Work to complete ▸
Can all of these lines be returned exactly?

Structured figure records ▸
_ _ _ _ _ _ _
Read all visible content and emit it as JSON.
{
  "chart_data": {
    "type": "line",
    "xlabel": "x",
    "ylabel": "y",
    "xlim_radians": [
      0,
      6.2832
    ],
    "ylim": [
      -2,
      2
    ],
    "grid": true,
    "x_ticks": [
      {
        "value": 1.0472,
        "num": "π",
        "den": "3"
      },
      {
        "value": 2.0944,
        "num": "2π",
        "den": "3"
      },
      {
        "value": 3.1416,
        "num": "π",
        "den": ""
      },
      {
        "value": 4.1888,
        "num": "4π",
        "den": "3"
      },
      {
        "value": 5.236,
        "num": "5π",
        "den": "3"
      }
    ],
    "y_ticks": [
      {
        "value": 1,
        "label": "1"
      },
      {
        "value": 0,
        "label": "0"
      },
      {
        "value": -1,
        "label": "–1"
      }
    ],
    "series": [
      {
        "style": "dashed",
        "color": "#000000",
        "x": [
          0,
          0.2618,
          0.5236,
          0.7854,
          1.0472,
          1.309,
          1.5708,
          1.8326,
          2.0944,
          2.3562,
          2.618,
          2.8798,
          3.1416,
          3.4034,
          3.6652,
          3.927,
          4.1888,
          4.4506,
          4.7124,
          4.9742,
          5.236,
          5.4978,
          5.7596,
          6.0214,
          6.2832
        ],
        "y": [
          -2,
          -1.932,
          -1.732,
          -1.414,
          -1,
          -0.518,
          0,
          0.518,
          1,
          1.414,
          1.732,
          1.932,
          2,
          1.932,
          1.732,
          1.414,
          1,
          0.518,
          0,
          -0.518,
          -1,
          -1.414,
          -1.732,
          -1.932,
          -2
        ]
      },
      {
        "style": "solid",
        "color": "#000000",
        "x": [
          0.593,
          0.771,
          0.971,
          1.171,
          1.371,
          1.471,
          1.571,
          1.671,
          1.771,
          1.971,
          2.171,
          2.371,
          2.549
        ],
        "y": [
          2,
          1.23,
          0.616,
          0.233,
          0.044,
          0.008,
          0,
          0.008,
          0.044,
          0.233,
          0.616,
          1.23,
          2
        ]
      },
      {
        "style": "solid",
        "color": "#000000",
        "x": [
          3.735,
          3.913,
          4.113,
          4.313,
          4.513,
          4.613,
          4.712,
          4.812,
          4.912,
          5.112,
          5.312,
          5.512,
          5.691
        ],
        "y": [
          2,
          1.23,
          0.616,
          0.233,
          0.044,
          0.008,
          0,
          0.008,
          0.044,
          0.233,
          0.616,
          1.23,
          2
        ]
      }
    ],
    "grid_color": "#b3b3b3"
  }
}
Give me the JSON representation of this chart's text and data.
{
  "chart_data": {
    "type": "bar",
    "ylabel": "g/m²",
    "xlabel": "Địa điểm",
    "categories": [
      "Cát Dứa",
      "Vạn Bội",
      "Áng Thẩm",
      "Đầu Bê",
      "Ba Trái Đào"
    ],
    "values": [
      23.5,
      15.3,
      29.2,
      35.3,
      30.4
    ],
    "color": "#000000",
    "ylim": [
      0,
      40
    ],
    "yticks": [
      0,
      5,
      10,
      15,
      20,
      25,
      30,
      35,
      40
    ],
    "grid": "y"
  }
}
_ _ _ _ _ _ _
Exercise solution ▸
Read all visible content and emit it as JSON.
{
  "chart_data": {
    "type": "line",
    "xlabel": "x",
    "ylabel": "y",
    "xlim_radians": [
      0,
      6.2832
    ],
    "ylim": [
      -2,
      2
    ],
    "grid": true,
    "x_ticks": [
      {
        "value": 1.0472,
        "num": "π",
        "den": "3"
      },
      {
        "value": 2.0944,
        "num": "2π",
        "den": "3"
      },
      {
        "value": 3.1416,
        "num": "π",
        "den": ""
      },
      {
        "value": 4.1888,
        "num": "4π",
        "den": "3"
      },
      {
        "value": 5.236,
        "num": "5π",
        "den": "3"
      }
    ],
    "y_ticks": [
      {
        "value": 1,
        "label": "1"
      },
      {
        "value": 0,
        "label": "0"
      },
      {
        "value": -1,
        "label": "–1"
      }
    ],
    "series": [
      {
        "style": "dashed",
        "color": "#000000",
        "x": [
          0,
          0.2618,
          0.5236,
          0.7854,
          1.0472,
          1.309,
          1.5708,
          1.8326,
          2.0944,
          2.3562,
          2.618,
          2.8798,
          3.1416,
          3.4034,
          3.6652,
          3.927,
          4.1888,
          4.4506,
          4.7124,
          4.9742,
          5.236,
          5.4978,
          5.7596,
          6.0214,
          6.2832
        ],
        "y": [
          -2,
          -1.932,
          -1.732,
          -1.414,
          -1,
          -0.518,
          0,
          0.518,
          1,
          1.414,
          1.732,
          1.932,
          2,
          1.932,
          1.732,
          1.414,
          1,
          0.518,
          0,
          -0.518,
          -1,
          -1.414,
          -1.732,
          -1.932,
          -2
        ]
      },
      {
        "style": "solid",
        "color": "#000000",
        "x": [
          0.593,
          0.771,
          0.971,
          1.171,
          1.371,
          1.471,
          1.571,
          1.671,
          1.771,
          1.971,
          2.171,
          2.371,
          2.549
        ],
        "y": [
          2,
          1.23,
          0.616,
          0.233,
          0.044,
          0.008,
          0,
          0.008,
          0.044,
          0.233,
          0.616,
          1.23,
          2
        ]
      },
      {
        "style": "solid",
        "color": "#000000",
        "x": [
          3.735,
          3.913,
          4.113,
          4.313,
          4.513,
          4.613,
          4.712,
          4.812,
          4.912,
          5.112,
          5.312,
          5.512,
          5.691
        ],
        "y": [
          2,
          1.23,
          0.616,
          0.233,
          0.044,
          0.008,
          0,
          0.008,
          0.044,
          0.233,
          0.616,
          1.23,
          2
        ]
      }
    ],
    "grid_color": "#b3b3b3"
  }
}
Give me the JSON representation of this chart's text and data.
{
  "chart_data": {
    "type": "bar",
    "ylabel": "g/m²",
    "xlabel": "Địa điểm",
    "categories": [
      "Cát Dứa",
      "Vạn Bội",
      "Áng Thẩm",
      "Đầu Bê",
      "Ba Trái Đào"
    ],
    "values": [
      23.5,
      15.3,
      29.2,
      35.3,
      30.4
    ],
    "color": "#000000",
    "ylim": [
      0,
      40
    ],
    "yticks": [
      0,
      5,
      10,
      15,
      20,
      25,
      30,
      35,
      40
    ],
    "grid": "y"
  }
}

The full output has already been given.